▶ _Exercise aim_: Filter the listing and keep only the lines with the word "image".

___ Records

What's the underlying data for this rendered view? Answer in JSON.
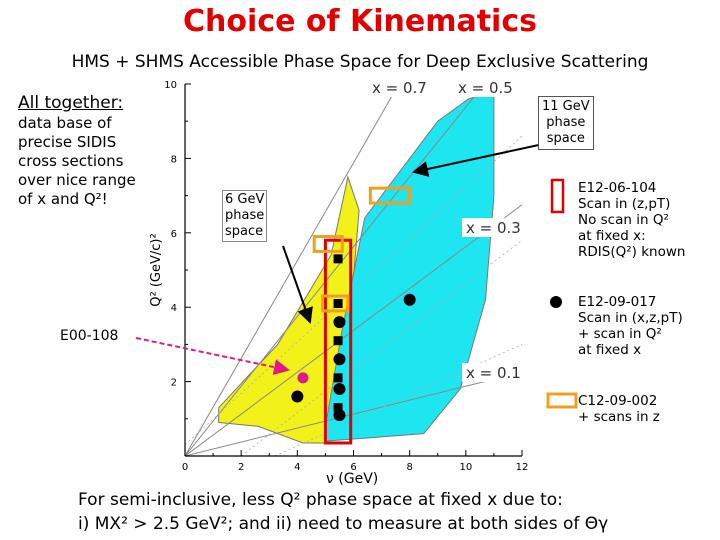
{
  "slide": {
    "title": "Choice of Kinematics",
    "subtitle": "HMS + SHMS Accessible Phase Space for Deep Exclusive Scattering"
  },
  "left_box": {
    "heading": "All together:",
    "lines": [
      "data base of",
      "precise SIDIS",
      "cross sections",
      "over nice range",
      "of x and Q²!"
    ]
  },
  "callouts": {
    "e00": "E00-108",
    "six_gev": [
      "6 GeV",
      "phase",
      "space"
    ],
    "eleven_gev": [
      "11 GeV",
      "phase",
      "space"
    ]
  },
  "experiments": {
    "e12_06_104": [
      "E12-06-104",
      "Scan in (z,pT)",
      "No scan in Q²",
      "at fixed x:",
      "RDIS(Q²) known"
    ],
    "e12_09_017": [
      "E12-09-017",
      "Scan in (x,z,pT)",
      "+ scan in Q²",
      "at fixed x"
    ],
    "c12_09_002": [
      "C12-09-002",
      "+ scans in z"
    ]
  },
  "bottom": {
    "line1": "For semi-inclusive, less Q² phase space at fixed x due to:",
    "line2": "i) MX² > 2.5 GeV²; and ii) need to measure at both sides of Θγ"
  },
  "colors": {
    "title": "#e00000",
    "six_gev_region": "#f2f21a",
    "eleven_gev_region": "#1ee6f0",
    "e12_06_104_box": "#e00000",
    "c12_09_002_box": "#f0a020",
    "e00_108_point": "#e0188c"
  },
  "chart_data": {
    "type": "scatter",
    "xlabel": "ν (GeV)",
    "ylabel": "Q² (GeV/c)²",
    "xlim": [
      0,
      12
    ],
    "ylim": [
      0,
      10
    ],
    "xticks": [
      0,
      2,
      4,
      6,
      8,
      10,
      12
    ],
    "yticks": [
      2,
      4,
      6,
      8,
      10
    ],
    "x_lines": [
      {
        "label": "x = 0.7",
        "x": 0.7
      },
      {
        "label": "x = 0.5",
        "x": 0.5
      },
      {
        "label": "x = 0.3",
        "x": 0.3
      },
      {
        "label": "x = 0.1",
        "x": 0.1
      }
    ],
    "series": [
      {
        "name": "E12-09-017",
        "marker": "black-circle",
        "points": [
          [
            5.5,
            3.6
          ],
          [
            5.5,
            2.6
          ],
          [
            5.5,
            1.8
          ],
          [
            5.5,
            1.1
          ],
          [
            8.0,
            4.2
          ],
          [
            4.0,
            1.6
          ]
        ]
      },
      {
        "name": "E12-06-104",
        "marker": "black-square",
        "points": [
          [
            5.45,
            5.3
          ],
          [
            5.45,
            4.1
          ],
          [
            5.45,
            3.1
          ],
          [
            5.45,
            2.1
          ],
          [
            5.45,
            1.3
          ]
        ]
      },
      {
        "name": "E00-108",
        "marker": "magenta-circle",
        "points": [
          [
            4.2,
            2.1
          ]
        ]
      }
    ],
    "regions": [
      {
        "name": "6 GeV phase space",
        "color": "#f2f21a",
        "polygon": [
          [
            1.2,
            0.9
          ],
          [
            2.6,
            0.8
          ],
          [
            4.2,
            0.35
          ],
          [
            5.0,
            0.35
          ],
          [
            5.5,
            2.0
          ],
          [
            6.0,
            4.8
          ],
          [
            6.2,
            6.6
          ],
          [
            5.8,
            7.5
          ],
          [
            5.2,
            5.4
          ],
          [
            3.3,
            3.0
          ],
          [
            1.2,
            1.3
          ]
        ]
      },
      {
        "name": "11 GeV phase space",
        "color": "#1ee6f0",
        "polygon": [
          [
            5.0,
            0.4
          ],
          [
            8.5,
            0.6
          ],
          [
            9.8,
            1.8
          ],
          [
            10.7,
            4.2
          ],
          [
            11.0,
            7.0
          ],
          [
            11.0,
            9.8
          ],
          [
            10.1,
            9.6
          ],
          [
            9.0,
            9.0
          ],
          [
            7.5,
            7.5
          ],
          [
            6.4,
            6.4
          ],
          [
            5.6,
            3.4
          ],
          [
            5.0,
            0.8
          ]
        ]
      }
    ],
    "boxes": [
      {
        "name": "E12-06-104",
        "color": "#e00000",
        "x": [
          5.0,
          5.9
        ],
        "y": [
          0.35,
          5.8
        ]
      },
      {
        "name": "C12-09-002",
        "color": "#f0a020",
        "x": [
          6.6,
          8.0
        ],
        "y": [
          6.8,
          7.2
        ]
      },
      {
        "name": "C12-09-002",
        "color": "#f0a020",
        "x": [
          4.6,
          5.6
        ],
        "y": [
          5.5,
          5.9
        ]
      },
      {
        "name": "C12-09-002",
        "color": "#f0a020",
        "x": [
          4.9,
          5.8
        ],
        "y": [
          3.9,
          4.3
        ]
      }
    ]
  }
}
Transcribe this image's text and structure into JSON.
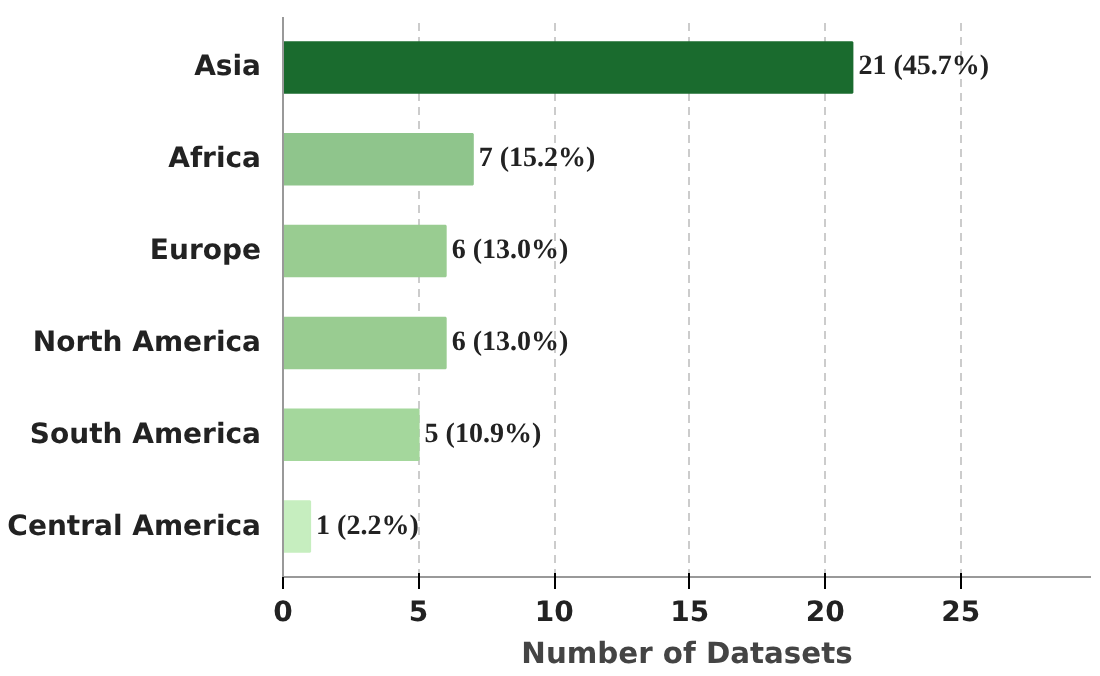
{
  "chart_data": {
    "type": "bar",
    "orientation": "horizontal",
    "xlabel": "Number of Datasets",
    "categories": [
      "Asia",
      "Africa",
      "Europe",
      "North America",
      "South America",
      "Central America"
    ],
    "values": [
      21,
      7,
      6,
      6,
      5,
      1
    ],
    "colors": [
      "#1a6b2e",
      "#8fc58c",
      "#99cc91",
      "#99cc91",
      "#a4d79c",
      "#c6eebf"
    ],
    "value_labels": [
      "21 (45.7%)",
      "7 (15.2%)",
      "6 (13.0%)",
      "6 (13.0%)",
      "5 (10.9%)",
      "1 (2.2%)"
    ],
    "xlim": [
      0,
      29.8
    ],
    "xticks": [
      0,
      5,
      10,
      15,
      20,
      25
    ],
    "grid": "x"
  }
}
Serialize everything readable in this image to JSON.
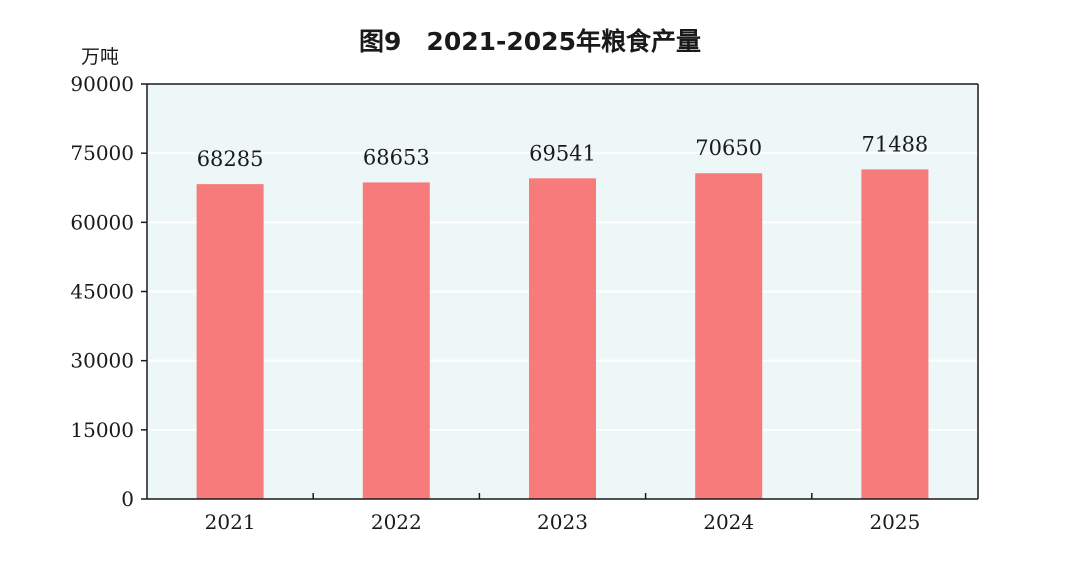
{
  "chart_data": {
    "type": "bar",
    "title": "图9　2021-2025年粮食产量",
    "ylabel": "万吨",
    "xlabel": "",
    "categories": [
      "2021",
      "2022",
      "2023",
      "2024",
      "2025"
    ],
    "values": [
      68285,
      68653,
      69541,
      70650,
      71488
    ],
    "value_labels": [
      "68285",
      "68653",
      "69541",
      "70650",
      "71488"
    ],
    "ylim": [
      0,
      90000
    ],
    "yticks": [
      0,
      15000,
      30000,
      45000,
      60000,
      75000,
      90000
    ],
    "ytick_labels": [
      "0",
      "15000",
      "30000",
      "45000",
      "60000",
      "75000",
      "90000"
    ],
    "grid": true,
    "legend": "none",
    "colors": {
      "bar": "#f77b7b",
      "plot_background": "#edf7f8",
      "grid": "#ffffff",
      "axis": "#1a1a1a"
    }
  }
}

______

▶ _Completed task_:
Transcribe this image's text and structure into JSON.
Serialize everything readable in this image to JSON.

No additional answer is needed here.